■ Task:
Copy the records that follow exactly as written, but not their pictures.

**** Provided records

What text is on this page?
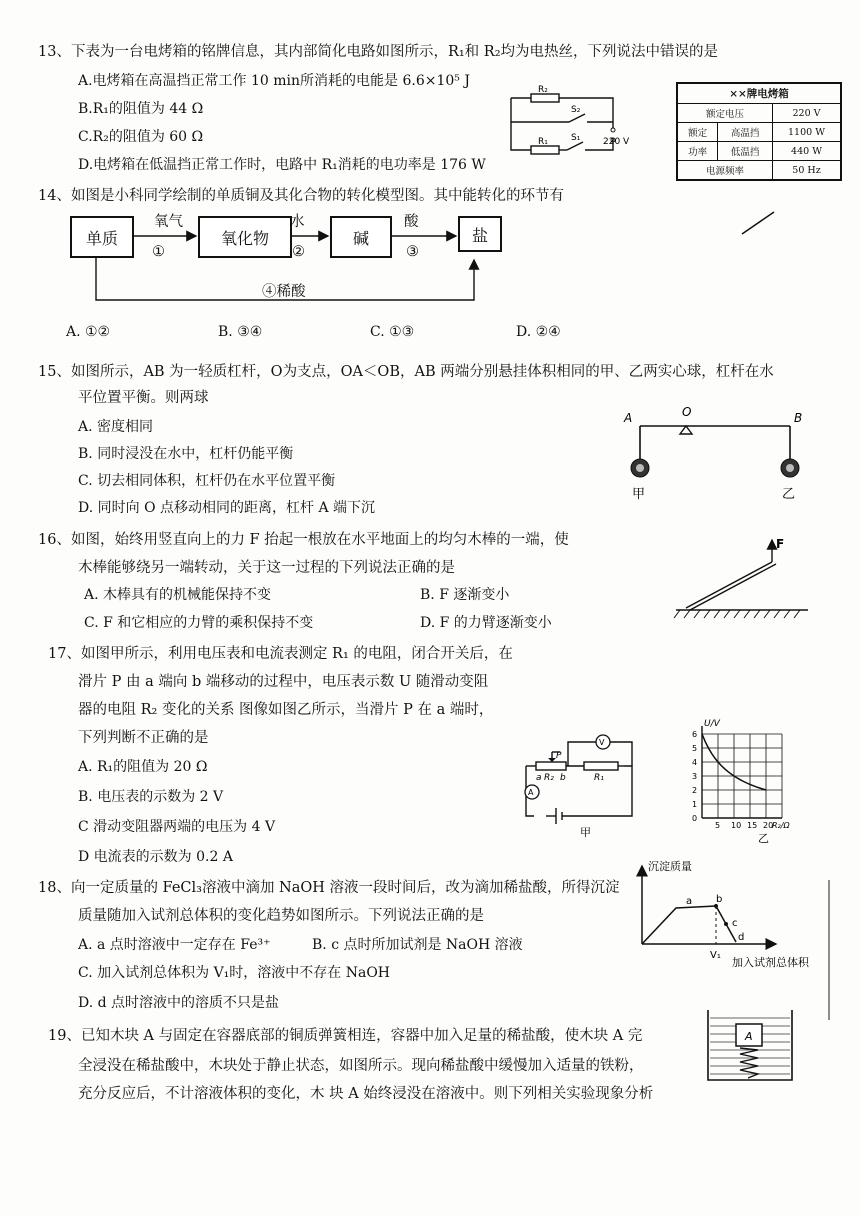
13、下表为一台电烤箱的铭牌信息，其内部简化电路如图所示，R₁和 R₂均为电热丝，下列说法中错误的是
A.电烤箱在高温挡正常工作 10 min所消耗的电能是 6.6×10⁵ J
B.R₁的阻值为 44 Ω
C.R₂的阻值为 60 Ω
D.电烤箱在低温挡正常工作时，电路中 R₁消耗的电功率是 176 W
R₂
S₂
R₁	S₁	220 V
××牌电烤箱		
额定电压		220 V
额定	高温挡	1100 W
功率	低温挡	440 W
电源频率		50 Hz
14、如图是小科同学绘制的单质铜及其化合物的转化模型图。其中能转化的环节有
单质	氧化物	碱	盐
氧气	水	酸
①	②	③
④稀酸
A. ①②	B. ③④	C. ①③	D. ②④
15、如图所示，AB 为一轻质杠杆，O为支点，OA＜OB，AB 两端分别悬挂体积相同的甲、乙两实心球，杠杆在水
平位置平衡。则两球
A. 密度相同
B. 同时浸没在水中，杠杆仍能平衡
C. 切去相同体积，杠杆仍在水平位置平衡
D. 同时向 O 点移动相同的距离，杠杆 A 端下沉
A	O	B
甲	乙
16、如图，始终用竖直向上的力 F 抬起一根放在水平地面上的均匀木棒的一端，使
木棒能够绕另一端转动，关于这一过程的下列说法正确的是
A. 木棒具有的机械能保持不变	B. F 逐渐变小
C. F 和它相应的力臂的乘积保持不变	D. F 的力臂逐渐变小
F
17、如图甲所示，利用电压表和电流表测定 R₁ 的电阻，闭合开关后，在
滑片 P 由 a 端向 b 端移动的过程中，电压表示数 U 随滑动变阻
器的电阻 R₂ 变化的关系 图像如图乙所示，当滑片 P 在 a 端时，
下列判断不正确的是
A. R₁的阻值为 20 Ω
B. 电压表的示数为 2 V
C 滑动变阻器两端的电压为 4 V
D 电流表的示数为 0.2 A
P
a R₂ b	R₁
V
A
甲
U/V
0
1
2
3
4
5
6
5 10 15 20
R₂/Ω
乙
18、向一定质量的 FeCl₃溶液中滴加 NaOH 溶液一段时间后，改为滴加稀盐酸，所得沉淀
质量随加入试剂总体积的变化趋势如图所示。下列说法正确的是
A. a 点时溶液中一定存在 Fe³⁺	B. c 点时所加试剂是 NaOH 溶液
C. 加入试剂总体积为 V₁时，溶液中不存在 NaOH
D. d 点时溶液中的溶质不只是盐
沉淀质量
a b
c
d
V₁
加入试剂总体积
19、已知木块 A 与固定在容器底部的铜质弹簧相连，容器中加入足量的稀盐酸，使木块 A 完
全浸没在稀盐酸中，木块处于静止状态，如图所示。现向稀盐酸中缓慢加入适量的铁粉，
充分反应后，不计溶液体积的变化，木 块 A 始终浸没在溶液中。则下列相关实验现象分析
A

********

■ Response to the exercise:
What text is on this page?
13、下表为一台电烤箱的铭牌信息，其内部简化电路如图所示，R₁和 R₂均为电热丝，下列说法中错误的是
A.电烤箱在高温挡正常工作 10 min所消耗的电能是 6.6×10⁵ J
B.R₁的阻值为 44 Ω
C.R₂的阻值为 60 Ω
D.电烤箱在低温挡正常工作时，电路中 R₁消耗的电功率是 176 W
R₂
S₂
R₁	S₁	220 V
××牌电烤箱		
额定电压		220 V
额定	高温挡	1100 W
功率	低温挡	440 W
电源频率		50 Hz
14、如图是小科同学绘制的单质铜及其化合物的转化模型图。其中能转化的环节有
单质	氧化物	碱	盐
氧气	水	酸
①	②	③
④稀酸
A. ①②	B. ③④	C. ①③	D. ②④
15、如图所示，AB 为一轻质杠杆，O为支点，OA＜OB，AB 两端分别悬挂体积相同的甲、乙两实心球，杠杆在水
平位置平衡。则两球
A. 密度相同
B. 同时浸没在水中，杠杆仍能平衡
C. 切去相同体积，杠杆仍在水平位置平衡
D. 同时向 O 点移动相同的距离，杠杆 A 端下沉
A	O	B
甲	乙
16、如图，始终用竖直向上的力 F 抬起一根放在水平地面上的均匀木棒的一端，使
木棒能够绕另一端转动，关于这一过程的下列说法正确的是
A. 木棒具有的机械能保持不变	B. F 逐渐变小
C. F 和它相应的力臂的乘积保持不变	D. F 的力臂逐渐变小
F
17、如图甲所示，利用电压表和电流表测定 R₁ 的电阻，闭合开关后，在
滑片 P 由 a 端向 b 端移动的过程中，电压表示数 U 随滑动变阻
器的电阻 R₂ 变化的关系 图像如图乙所示，当滑片 P 在 a 端时，
下列判断不正确的是
A. R₁的阻值为 20 Ω
B. 电压表的示数为 2 V
C 滑动变阻器两端的电压为 4 V
D 电流表的示数为 0.2 A
P
a R₂ b	R₁
V
A
甲
U/V
0
1
2
3
4
5
6
5 10 15 20
R₂/Ω
乙
18、向一定质量的 FeCl₃溶液中滴加 NaOH 溶液一段时间后，改为滴加稀盐酸，所得沉淀
质量随加入试剂总体积的变化趋势如图所示。下列说法正确的是
A. a 点时溶液中一定存在 Fe³⁺	B. c 点时所加试剂是 NaOH 溶液
C. 加入试剂总体积为 V₁时，溶液中不存在 NaOH
D. d 点时溶液中的溶质不只是盐
沉淀质量
a b
c
d
V₁
加入试剂总体积
19、已知木块 A 与固定在容器底部的铜质弹簧相连，容器中加入足量的稀盐酸，使木块 A 完
全浸没在稀盐酸中，木块处于静止状态，如图所示。现向稀盐酸中缓慢加入适量的铁粉，
充分反应后，不计溶液体积的变化，木 块 A 始终浸没在溶液中。则下列相关实验现象分析
A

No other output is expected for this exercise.